■ **What you are asked to do**
Filter these entries so that only lines with the word "case" remain.

■ **Records for this task**
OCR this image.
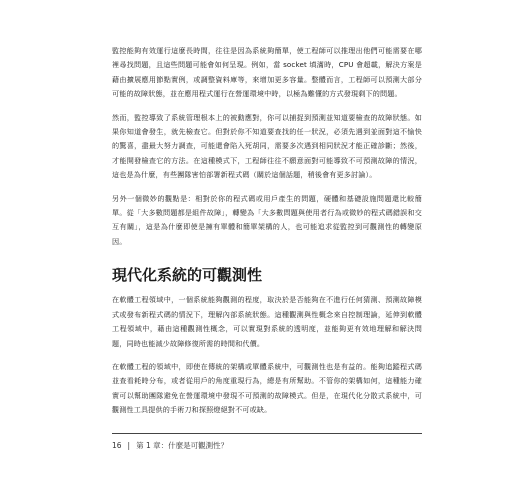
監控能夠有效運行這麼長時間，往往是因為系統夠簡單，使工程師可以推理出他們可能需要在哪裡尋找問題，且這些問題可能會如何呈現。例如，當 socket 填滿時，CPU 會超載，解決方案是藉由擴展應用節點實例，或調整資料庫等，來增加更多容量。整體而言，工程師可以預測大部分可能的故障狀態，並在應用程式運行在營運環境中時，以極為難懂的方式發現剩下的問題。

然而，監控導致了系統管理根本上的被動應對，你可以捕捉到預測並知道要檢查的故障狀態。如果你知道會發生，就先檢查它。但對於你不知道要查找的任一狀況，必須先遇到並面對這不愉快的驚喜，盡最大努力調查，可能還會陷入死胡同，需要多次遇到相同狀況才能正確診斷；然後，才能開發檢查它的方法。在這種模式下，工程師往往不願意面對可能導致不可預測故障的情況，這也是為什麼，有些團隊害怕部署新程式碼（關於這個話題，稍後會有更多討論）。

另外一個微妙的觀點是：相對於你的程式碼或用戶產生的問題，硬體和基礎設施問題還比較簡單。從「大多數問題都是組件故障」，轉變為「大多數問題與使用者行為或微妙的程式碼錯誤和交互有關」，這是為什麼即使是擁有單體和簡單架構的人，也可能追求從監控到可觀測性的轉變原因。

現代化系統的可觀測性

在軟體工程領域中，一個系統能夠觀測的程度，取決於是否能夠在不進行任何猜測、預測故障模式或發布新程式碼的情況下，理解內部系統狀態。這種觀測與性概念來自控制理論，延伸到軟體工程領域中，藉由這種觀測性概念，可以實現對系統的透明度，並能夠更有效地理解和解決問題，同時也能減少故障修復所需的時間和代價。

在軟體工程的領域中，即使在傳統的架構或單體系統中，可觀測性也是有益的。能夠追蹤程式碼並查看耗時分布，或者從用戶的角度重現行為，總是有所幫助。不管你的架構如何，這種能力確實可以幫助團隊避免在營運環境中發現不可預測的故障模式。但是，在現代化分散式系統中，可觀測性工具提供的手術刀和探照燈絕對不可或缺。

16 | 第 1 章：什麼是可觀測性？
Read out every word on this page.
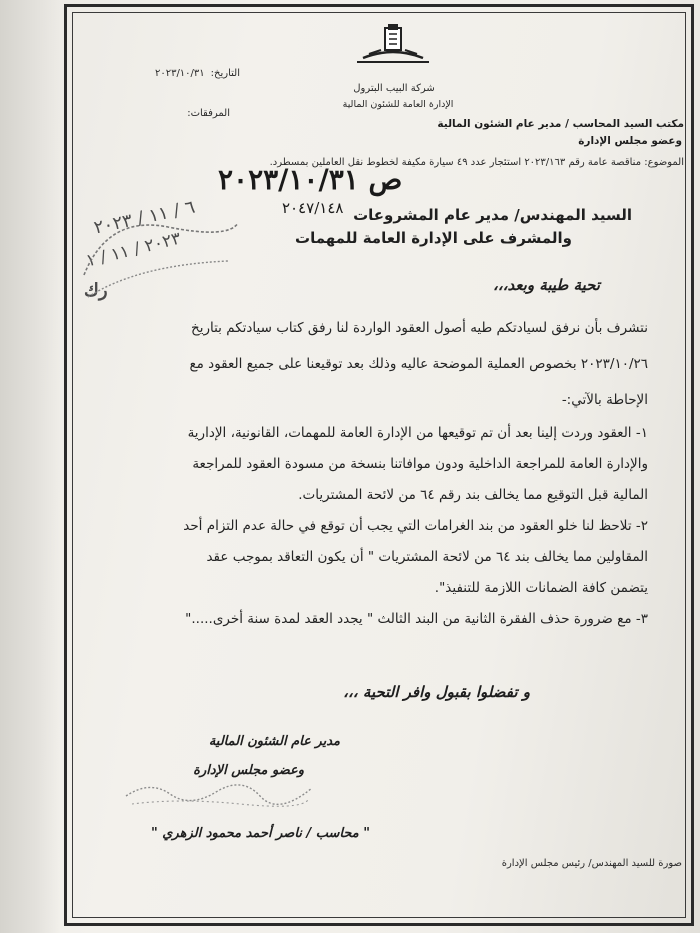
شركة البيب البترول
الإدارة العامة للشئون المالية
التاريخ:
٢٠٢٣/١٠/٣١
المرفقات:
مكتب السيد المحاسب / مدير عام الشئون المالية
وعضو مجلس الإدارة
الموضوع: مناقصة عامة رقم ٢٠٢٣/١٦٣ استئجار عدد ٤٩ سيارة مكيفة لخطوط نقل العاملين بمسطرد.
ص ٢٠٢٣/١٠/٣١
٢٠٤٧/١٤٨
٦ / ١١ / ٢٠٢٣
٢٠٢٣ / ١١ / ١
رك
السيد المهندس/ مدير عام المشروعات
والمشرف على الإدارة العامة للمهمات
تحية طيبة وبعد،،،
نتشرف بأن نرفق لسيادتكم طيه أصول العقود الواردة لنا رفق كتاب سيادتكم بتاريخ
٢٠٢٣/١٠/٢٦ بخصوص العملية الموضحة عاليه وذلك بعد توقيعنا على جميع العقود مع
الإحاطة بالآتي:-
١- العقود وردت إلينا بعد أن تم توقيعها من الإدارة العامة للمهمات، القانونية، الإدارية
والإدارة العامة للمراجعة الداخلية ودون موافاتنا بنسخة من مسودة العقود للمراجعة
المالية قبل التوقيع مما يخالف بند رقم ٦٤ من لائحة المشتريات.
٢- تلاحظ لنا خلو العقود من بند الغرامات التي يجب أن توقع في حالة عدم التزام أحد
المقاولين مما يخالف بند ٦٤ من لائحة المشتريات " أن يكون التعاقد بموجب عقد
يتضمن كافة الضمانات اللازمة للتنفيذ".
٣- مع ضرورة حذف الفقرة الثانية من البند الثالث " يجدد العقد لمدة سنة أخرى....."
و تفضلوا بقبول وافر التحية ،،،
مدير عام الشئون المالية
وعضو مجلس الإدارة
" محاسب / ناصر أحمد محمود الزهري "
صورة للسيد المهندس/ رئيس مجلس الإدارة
---
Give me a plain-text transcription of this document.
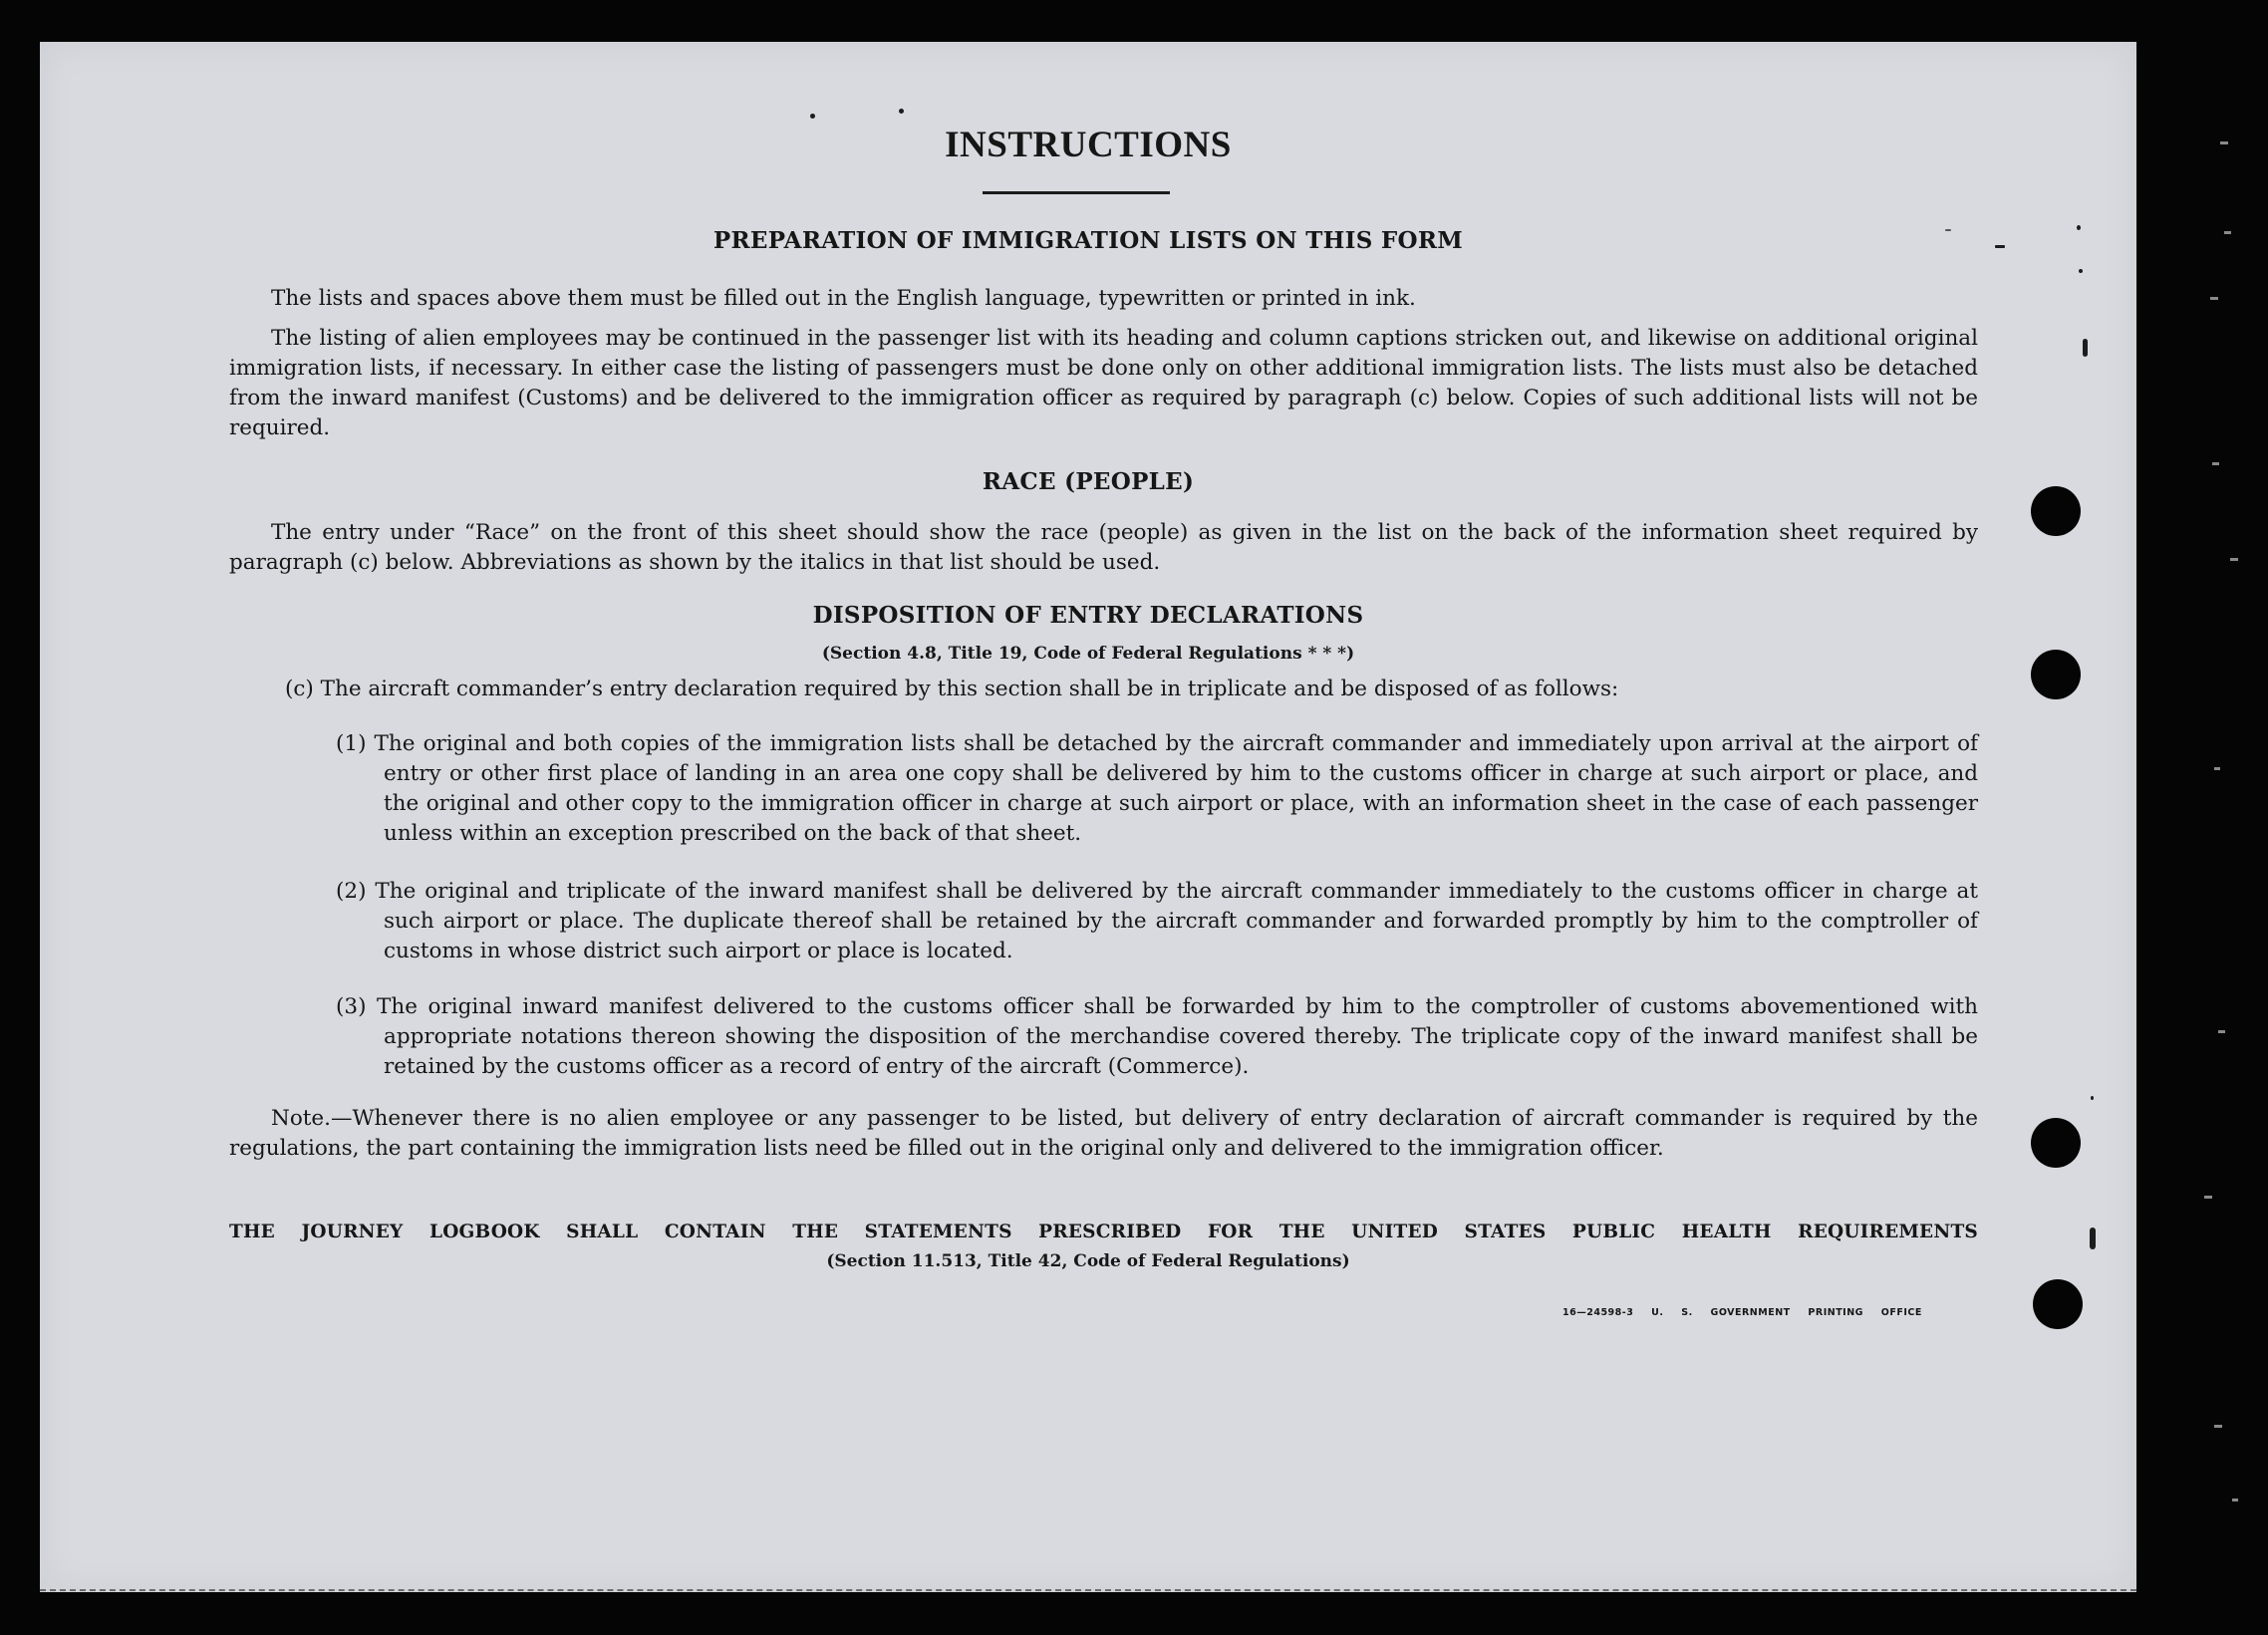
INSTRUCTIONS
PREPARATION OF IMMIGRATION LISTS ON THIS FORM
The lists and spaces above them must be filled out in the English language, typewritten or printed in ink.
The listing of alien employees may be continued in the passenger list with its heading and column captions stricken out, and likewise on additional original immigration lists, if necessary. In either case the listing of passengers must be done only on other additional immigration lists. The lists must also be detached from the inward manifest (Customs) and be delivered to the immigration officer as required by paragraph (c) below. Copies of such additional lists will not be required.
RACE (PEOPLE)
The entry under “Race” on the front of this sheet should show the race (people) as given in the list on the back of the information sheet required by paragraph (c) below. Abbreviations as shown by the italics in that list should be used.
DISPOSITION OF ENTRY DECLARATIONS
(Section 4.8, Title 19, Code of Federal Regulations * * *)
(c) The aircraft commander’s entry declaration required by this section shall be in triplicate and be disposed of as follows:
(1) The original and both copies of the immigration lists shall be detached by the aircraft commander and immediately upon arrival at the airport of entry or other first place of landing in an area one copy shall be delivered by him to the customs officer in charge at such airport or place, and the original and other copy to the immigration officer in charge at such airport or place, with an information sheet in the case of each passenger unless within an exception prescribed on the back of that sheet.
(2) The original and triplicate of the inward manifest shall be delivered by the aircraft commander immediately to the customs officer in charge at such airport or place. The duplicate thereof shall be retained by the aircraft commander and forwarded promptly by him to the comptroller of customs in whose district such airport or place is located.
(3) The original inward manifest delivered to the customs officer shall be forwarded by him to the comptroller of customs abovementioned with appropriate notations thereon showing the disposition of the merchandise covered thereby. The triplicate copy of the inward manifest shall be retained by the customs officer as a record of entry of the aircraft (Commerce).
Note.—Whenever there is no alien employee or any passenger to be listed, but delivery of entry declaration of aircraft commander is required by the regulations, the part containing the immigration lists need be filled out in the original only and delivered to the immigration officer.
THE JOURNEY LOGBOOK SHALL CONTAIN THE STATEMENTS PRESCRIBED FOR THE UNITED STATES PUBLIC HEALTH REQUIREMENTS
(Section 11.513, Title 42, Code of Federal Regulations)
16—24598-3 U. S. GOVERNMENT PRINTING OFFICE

■ **Full response**
The listing of alien employees may be continued in the passenger list with its heading and column captions stricken out, and likewise on additional original immigration lists, if necessary. In either case the listing of passengers must be done only on other additional immigration lists. The lists must also be detached from the inward manifest (Customs) and be delivered to the immigration officer as required by paragraph (c) below. Copies of such additional lists will not be required.
(1) The original and both copies of the immigration lists shall be detached by the aircraft commander and immediately upon arrival at the airport of entry or other first place of landing in an area one copy shall be delivered by him to the customs officer in charge at such airport or place, and the original and other copy to the immigration officer in charge at such airport or place, with an information sheet in the case of each passenger unless within an exception prescribed on the back of that sheet.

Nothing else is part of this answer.